-- BEGIN Record extracts --

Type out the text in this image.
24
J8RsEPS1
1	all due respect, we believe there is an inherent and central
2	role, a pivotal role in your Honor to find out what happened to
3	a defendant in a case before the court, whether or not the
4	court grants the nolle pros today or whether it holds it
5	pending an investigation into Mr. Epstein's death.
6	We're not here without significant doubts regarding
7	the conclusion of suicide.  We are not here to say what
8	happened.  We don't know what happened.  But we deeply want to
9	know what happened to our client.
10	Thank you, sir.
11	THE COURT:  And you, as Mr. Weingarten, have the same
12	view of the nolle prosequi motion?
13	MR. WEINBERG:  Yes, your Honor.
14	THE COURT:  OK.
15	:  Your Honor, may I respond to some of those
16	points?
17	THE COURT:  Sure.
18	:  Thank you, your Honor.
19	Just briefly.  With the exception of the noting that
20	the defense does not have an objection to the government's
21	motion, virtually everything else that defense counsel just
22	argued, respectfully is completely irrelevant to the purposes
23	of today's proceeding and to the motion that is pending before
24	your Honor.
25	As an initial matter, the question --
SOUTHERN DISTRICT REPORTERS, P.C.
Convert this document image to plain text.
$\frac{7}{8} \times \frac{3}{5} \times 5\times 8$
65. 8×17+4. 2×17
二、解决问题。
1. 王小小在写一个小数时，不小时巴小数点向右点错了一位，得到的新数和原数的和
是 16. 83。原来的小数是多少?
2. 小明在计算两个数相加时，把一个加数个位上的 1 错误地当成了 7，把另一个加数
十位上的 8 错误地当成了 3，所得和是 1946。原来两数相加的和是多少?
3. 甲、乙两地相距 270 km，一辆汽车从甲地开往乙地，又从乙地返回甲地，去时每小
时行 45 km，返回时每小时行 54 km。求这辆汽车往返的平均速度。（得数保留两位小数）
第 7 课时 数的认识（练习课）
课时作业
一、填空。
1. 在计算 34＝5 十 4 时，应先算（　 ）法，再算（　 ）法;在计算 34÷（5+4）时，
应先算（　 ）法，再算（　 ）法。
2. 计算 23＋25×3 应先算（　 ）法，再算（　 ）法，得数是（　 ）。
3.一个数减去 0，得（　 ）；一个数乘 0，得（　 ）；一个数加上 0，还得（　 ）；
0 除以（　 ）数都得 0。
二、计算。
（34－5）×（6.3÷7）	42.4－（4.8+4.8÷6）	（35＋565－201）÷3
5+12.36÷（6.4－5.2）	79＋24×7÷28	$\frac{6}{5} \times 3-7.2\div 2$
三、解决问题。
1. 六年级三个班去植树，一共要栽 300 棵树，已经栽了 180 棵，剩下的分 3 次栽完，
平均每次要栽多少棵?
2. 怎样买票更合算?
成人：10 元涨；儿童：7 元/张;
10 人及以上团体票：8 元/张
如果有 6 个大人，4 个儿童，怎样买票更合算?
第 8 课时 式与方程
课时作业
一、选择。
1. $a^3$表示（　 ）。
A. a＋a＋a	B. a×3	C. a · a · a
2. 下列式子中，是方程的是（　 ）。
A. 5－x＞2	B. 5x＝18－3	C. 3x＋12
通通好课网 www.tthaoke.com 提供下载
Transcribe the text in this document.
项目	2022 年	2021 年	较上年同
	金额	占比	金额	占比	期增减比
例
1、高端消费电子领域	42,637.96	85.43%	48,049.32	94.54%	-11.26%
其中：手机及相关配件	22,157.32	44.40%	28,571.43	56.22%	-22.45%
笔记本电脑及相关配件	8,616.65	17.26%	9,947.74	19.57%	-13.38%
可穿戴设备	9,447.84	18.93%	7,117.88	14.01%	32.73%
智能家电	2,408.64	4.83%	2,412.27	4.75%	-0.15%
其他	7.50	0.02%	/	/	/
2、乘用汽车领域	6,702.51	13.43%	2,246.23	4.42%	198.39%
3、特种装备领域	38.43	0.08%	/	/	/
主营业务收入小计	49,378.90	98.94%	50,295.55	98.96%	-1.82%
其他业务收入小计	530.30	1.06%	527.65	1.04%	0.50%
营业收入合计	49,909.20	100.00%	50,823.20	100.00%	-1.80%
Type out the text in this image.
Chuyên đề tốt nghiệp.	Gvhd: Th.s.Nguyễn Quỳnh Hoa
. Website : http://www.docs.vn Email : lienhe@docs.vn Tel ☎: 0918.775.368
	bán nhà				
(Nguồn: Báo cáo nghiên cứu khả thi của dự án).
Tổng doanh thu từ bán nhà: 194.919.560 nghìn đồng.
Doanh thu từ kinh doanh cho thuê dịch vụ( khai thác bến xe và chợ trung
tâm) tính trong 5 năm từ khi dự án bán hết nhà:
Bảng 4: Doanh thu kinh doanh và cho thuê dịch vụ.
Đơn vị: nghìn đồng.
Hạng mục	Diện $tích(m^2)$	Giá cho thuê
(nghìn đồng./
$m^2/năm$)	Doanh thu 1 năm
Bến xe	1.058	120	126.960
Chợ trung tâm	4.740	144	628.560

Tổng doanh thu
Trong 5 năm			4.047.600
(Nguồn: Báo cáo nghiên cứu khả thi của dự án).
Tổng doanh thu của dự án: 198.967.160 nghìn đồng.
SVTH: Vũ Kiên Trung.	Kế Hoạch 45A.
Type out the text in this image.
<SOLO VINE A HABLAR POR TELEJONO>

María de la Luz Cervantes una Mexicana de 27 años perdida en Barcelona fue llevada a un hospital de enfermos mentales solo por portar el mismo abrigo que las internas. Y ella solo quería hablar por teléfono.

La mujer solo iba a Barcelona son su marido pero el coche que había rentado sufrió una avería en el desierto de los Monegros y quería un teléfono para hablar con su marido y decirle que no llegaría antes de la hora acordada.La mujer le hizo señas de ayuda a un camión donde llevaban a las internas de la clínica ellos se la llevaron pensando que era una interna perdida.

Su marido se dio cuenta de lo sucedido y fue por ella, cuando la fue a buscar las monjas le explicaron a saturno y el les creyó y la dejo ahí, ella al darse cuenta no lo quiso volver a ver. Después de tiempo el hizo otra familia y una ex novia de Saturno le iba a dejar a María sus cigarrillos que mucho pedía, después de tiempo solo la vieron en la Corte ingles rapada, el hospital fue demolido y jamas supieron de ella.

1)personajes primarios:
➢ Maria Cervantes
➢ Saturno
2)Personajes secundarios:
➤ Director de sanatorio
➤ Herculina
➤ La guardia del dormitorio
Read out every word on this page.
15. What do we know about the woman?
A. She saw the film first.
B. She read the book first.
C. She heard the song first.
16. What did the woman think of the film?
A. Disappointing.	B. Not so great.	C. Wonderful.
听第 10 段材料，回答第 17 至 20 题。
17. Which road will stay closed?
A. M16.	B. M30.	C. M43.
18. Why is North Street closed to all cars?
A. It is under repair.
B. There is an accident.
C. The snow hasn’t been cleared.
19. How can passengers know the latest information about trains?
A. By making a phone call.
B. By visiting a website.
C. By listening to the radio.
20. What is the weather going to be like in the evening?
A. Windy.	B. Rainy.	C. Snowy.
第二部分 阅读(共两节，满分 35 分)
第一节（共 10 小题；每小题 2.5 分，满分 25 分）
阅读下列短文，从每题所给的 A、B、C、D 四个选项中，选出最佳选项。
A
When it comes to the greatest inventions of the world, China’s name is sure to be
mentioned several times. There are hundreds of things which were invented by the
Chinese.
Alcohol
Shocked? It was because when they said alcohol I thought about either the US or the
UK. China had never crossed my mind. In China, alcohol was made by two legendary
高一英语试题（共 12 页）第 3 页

-- END Record extracts --

_Task brief:_
Pick out every line above that holds the word "China" and copy it.

_Result of the exercise:_
When it comes to the greatest inventions of the world, China’s name is sure to be
UK. China had never crossed my mind. In China, alcohol was made by two legendary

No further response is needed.